Directions for this task:
Reproduce all the entries precisely.

== Listed records ==

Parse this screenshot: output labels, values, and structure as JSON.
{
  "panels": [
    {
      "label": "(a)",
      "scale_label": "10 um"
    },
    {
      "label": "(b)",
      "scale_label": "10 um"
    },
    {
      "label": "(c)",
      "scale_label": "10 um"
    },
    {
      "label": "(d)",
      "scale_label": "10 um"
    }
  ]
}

===

Solution for this problem:
Parse this screenshot: output labels, values, and structure as JSON.
{
  "panels": [
    {
      "label": "(a)",
      "scale_label": "10 um"
    },
    {
      "label": "(b)",
      "scale_label": "10 um"
    },
    {
      "label": "(c)",
      "scale_label": "10 um"
    },
    {
      "label": "(d)",
      "scale_label": "10 um"
    }
  ]
}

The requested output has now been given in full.